Task requirements:
Go through the listing and set it down exactly, leaving out its pictures.

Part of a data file
§ §
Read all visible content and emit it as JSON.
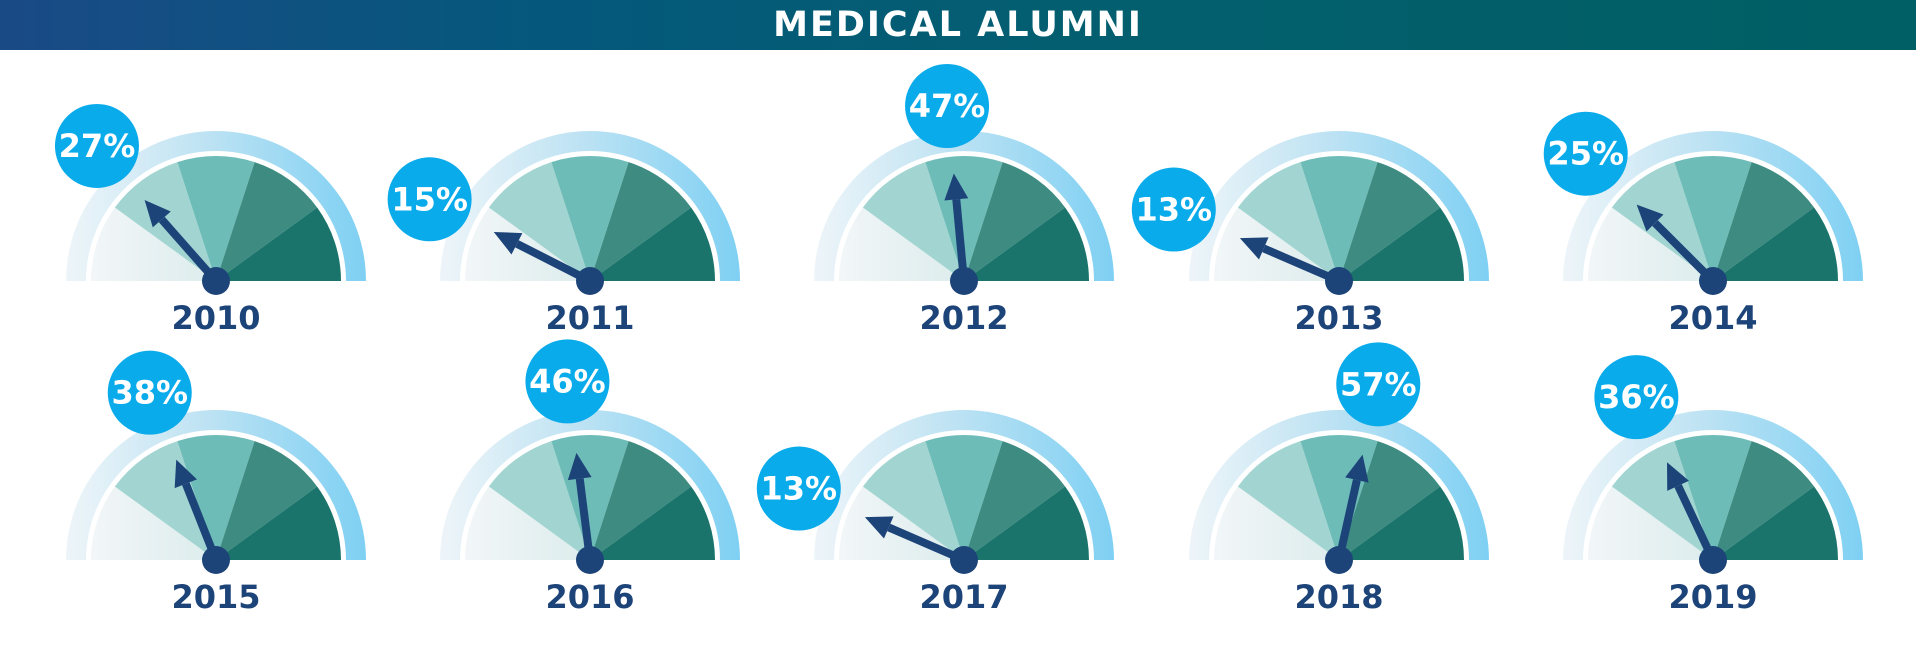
{
  "header": {
    "title": "MEDICAL ALUMNI"
  },
  "colors": {
    "header_start": "#1a4a86",
    "header_end": "#005f64",
    "outer_arc": "#7fd0f3",
    "segment_1": "#dcecec",
    "segment_2": "#a2d5d1",
    "segment_3": "#6ebcb7",
    "segment_4": "#3d8b81",
    "segment_5": "#1a746b",
    "needle": "#1d4479",
    "bubble": "#0aabeb",
    "label_text": "#1d4479"
  },
  "icons": {
    "needle": "gauge-needle-icon",
    "pivot": "gauge-pivot-icon"
  },
  "chart_data": {
    "type": "gauge",
    "title": "MEDICAL ALUMNI",
    "unit": "%",
    "range": [
      0,
      100
    ],
    "categories": [
      "2010",
      "2011",
      "2012",
      "2013",
      "2014",
      "2015",
      "2016",
      "2017",
      "2018",
      "2019"
    ],
    "values": [
      27,
      15,
      47,
      13,
      25,
      38,
      46,
      13,
      57,
      36
    ],
    "labels": [
      "27%",
      "15%",
      "47%",
      "13%",
      "25%",
      "38%",
      "46%",
      "13%",
      "57%",
      "36%"
    ]
  }
}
§ §
Task response:
Read all visible content and emit it as JSON.
{
  "header": {
    "title": "MEDICAL ALUMNI"
  },
  "colors": {
    "header_start": "#1a4a86",
    "header_end": "#005f64",
    "outer_arc": "#7fd0f3",
    "segment_1": "#dcecec",
    "segment_2": "#a2d5d1",
    "segment_3": "#6ebcb7",
    "segment_4": "#3d8b81",
    "segment_5": "#1a746b",
    "needle": "#1d4479",
    "bubble": "#0aabeb",
    "label_text": "#1d4479"
  },
  "icons": {
    "needle": "gauge-needle-icon",
    "pivot": "gauge-pivot-icon"
  },
  "chart_data": {
    "type": "gauge",
    "title": "MEDICAL ALUMNI",
    "unit": "%",
    "range": [
      0,
      100
    ],
    "categories": [
      "2010",
      "2011",
      "2012",
      "2013",
      "2014",
      "2015",
      "2016",
      "2017",
      "2018",
      "2019"
    ],
    "values": [
      27,
      15,
      47,
      13,
      25,
      38,
      46,
      13,
      57,
      36
    ],
    "labels": [
      "27%",
      "15%",
      "47%",
      "13%",
      "25%",
      "38%",
      "46%",
      "13%",
      "57%",
      "36%"
    ]
  }
}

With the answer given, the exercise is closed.